Task: Lift out all lines below that contain "veilig".

______________________________

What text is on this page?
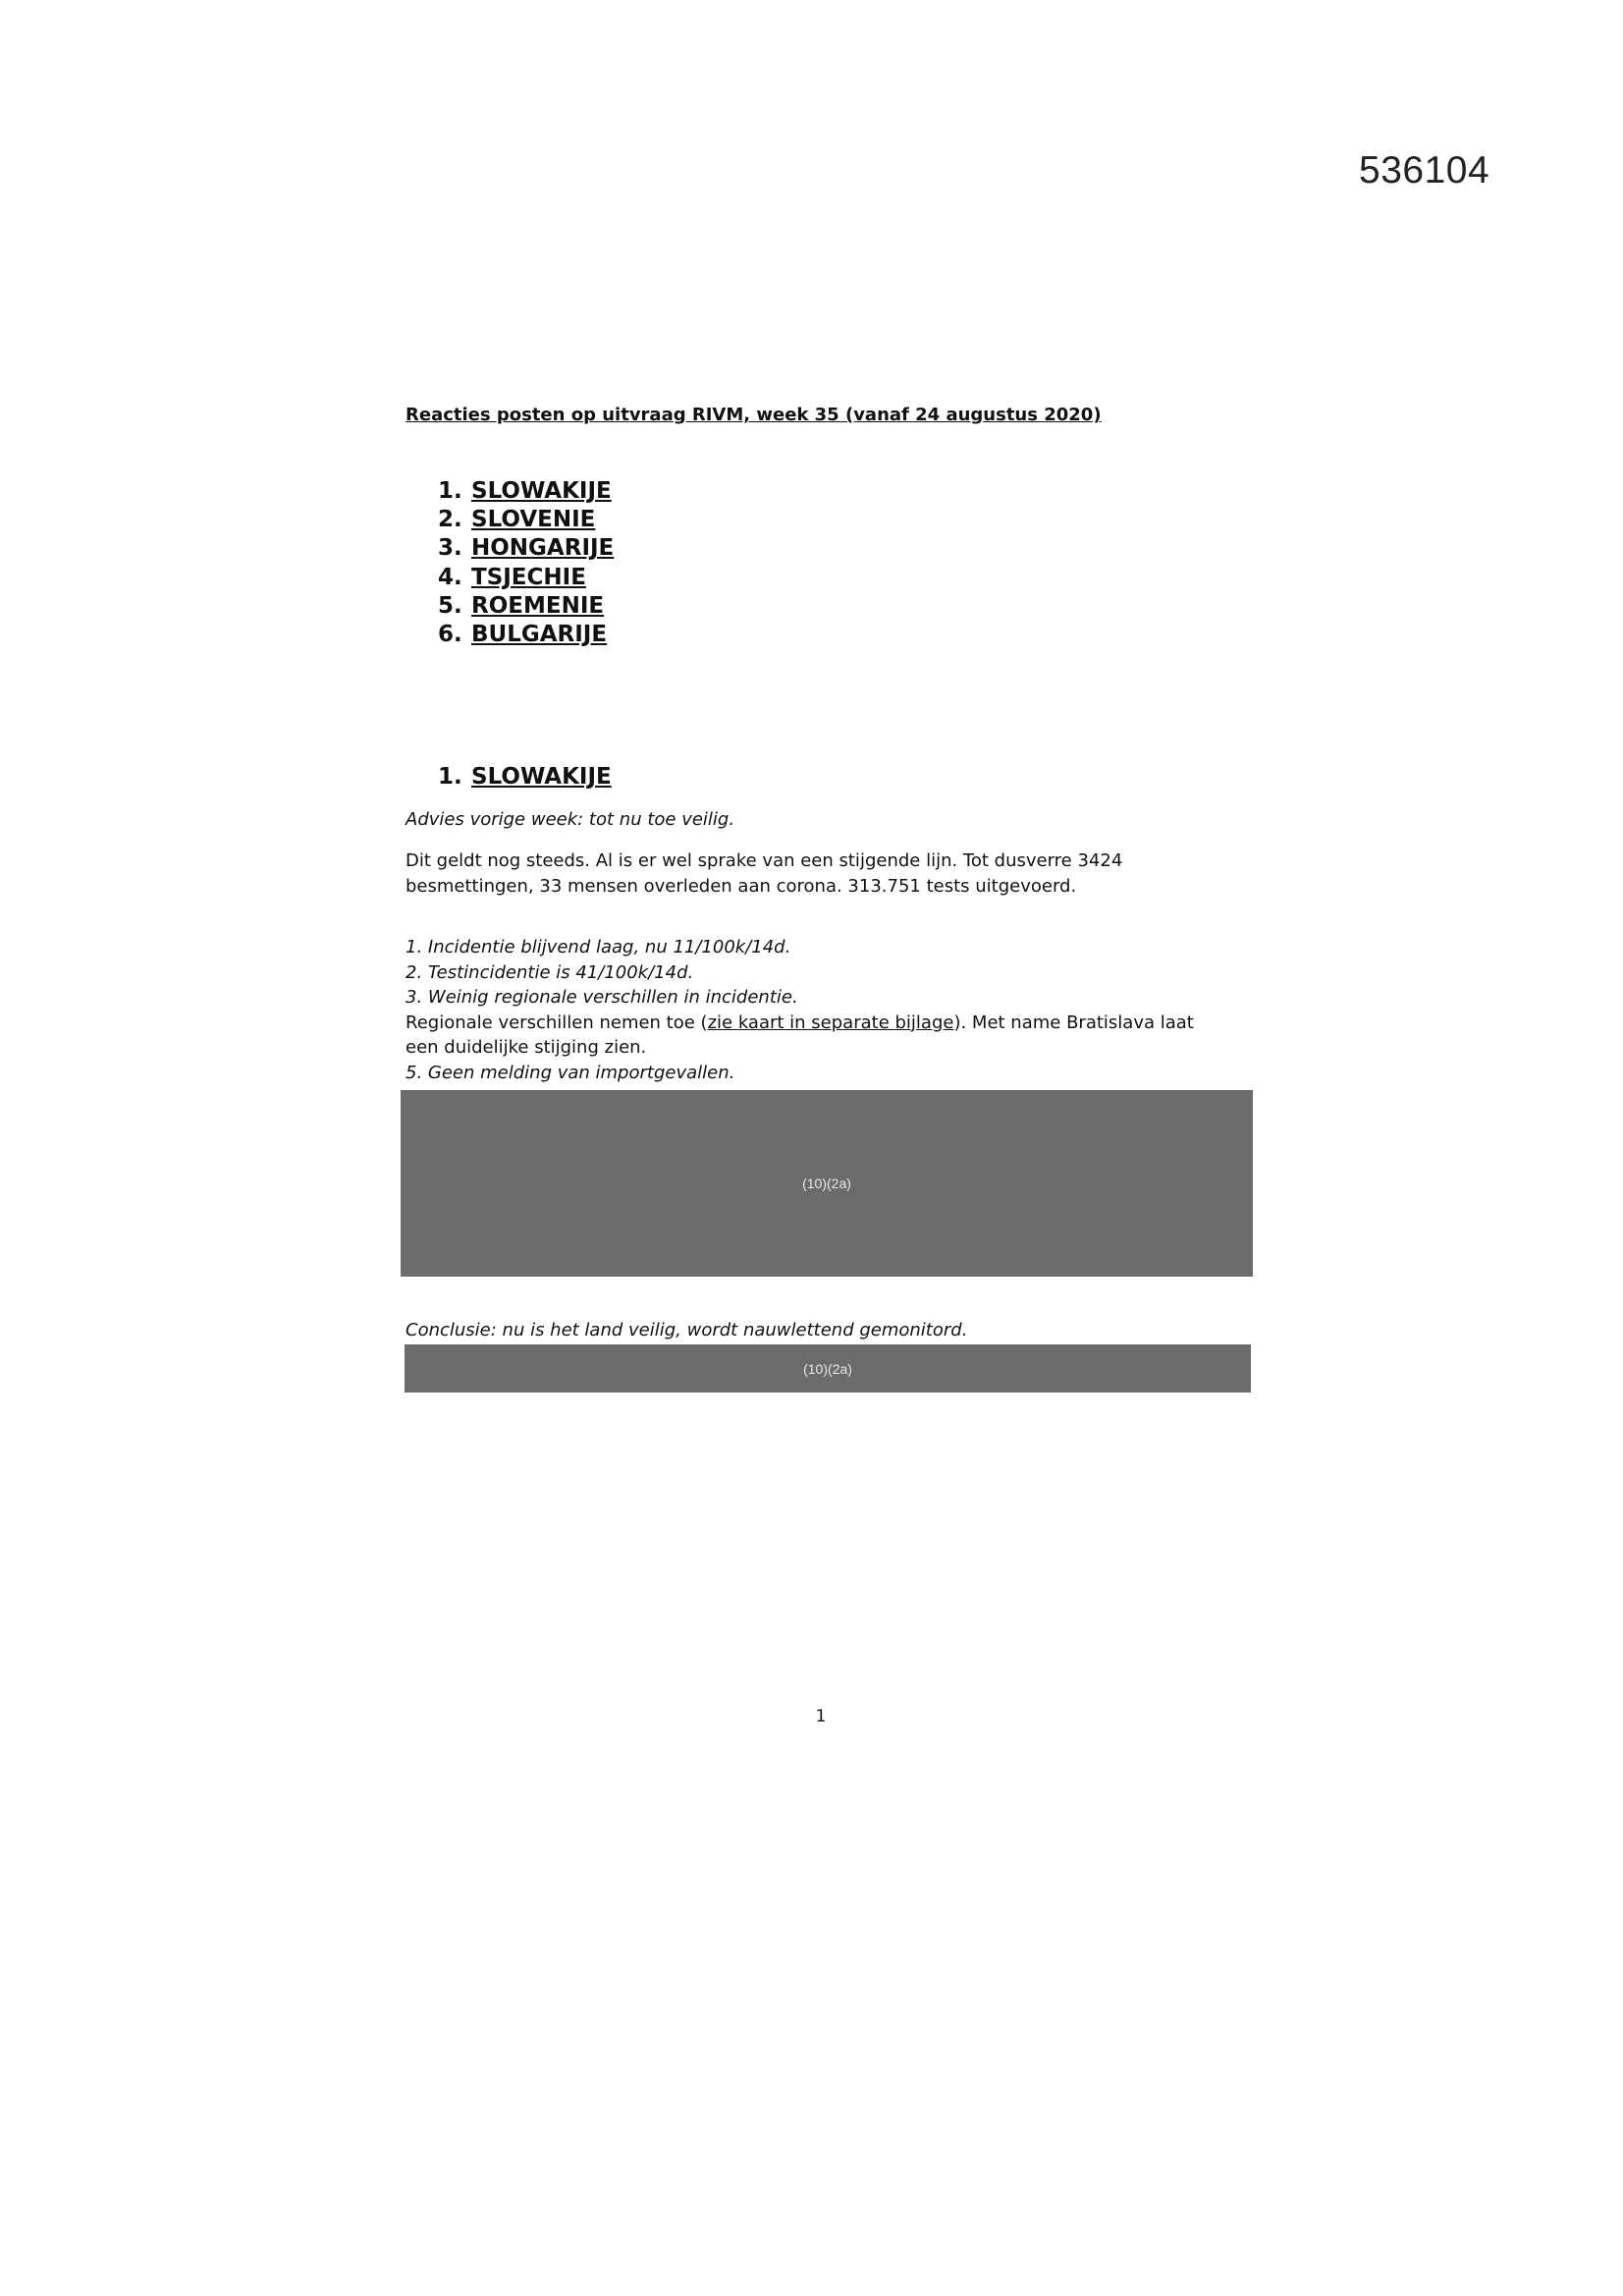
536104
Reacties posten op uitvraag RIVM, week 35 (vanaf 24 augustus 2020)
1. SLOWAKIJE
2. SLOVENIE
3. HONGARIJE
4. TSJECHIE
5. ROEMENIE
6. BULGARIJE
1. SLOWAKIJE
Advies vorige week: tot nu toe veilig.
Dit geldt nog steeds. Al is er wel sprake van een stijgende lijn. Tot dusverre 3424
besmettingen, 33 mensen overleden aan corona. 313.751 tests uitgevoerd.
1. Incidentie blijvend laag, nu 11/100k/14d.
2. Testincidentie is 41/100k/14d.
3. Weinig regionale verschillen in incidentie.
Regionale verschillen nemen toe (zie kaart in separate bijlage). Met name Bratislava laat
een duidelijke stijging zien.
5. Geen melding van importgevallen.
(10)(2a)
Conclusie: nu is het land veilig, wordt nauwlettend gemonitord.
(10)(2a)
1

______________________________

Task answer:
Advies vorige week: tot nu toe veilig.
Conclusie: nu is het land veilig, wordt nauwlettend gemonitord.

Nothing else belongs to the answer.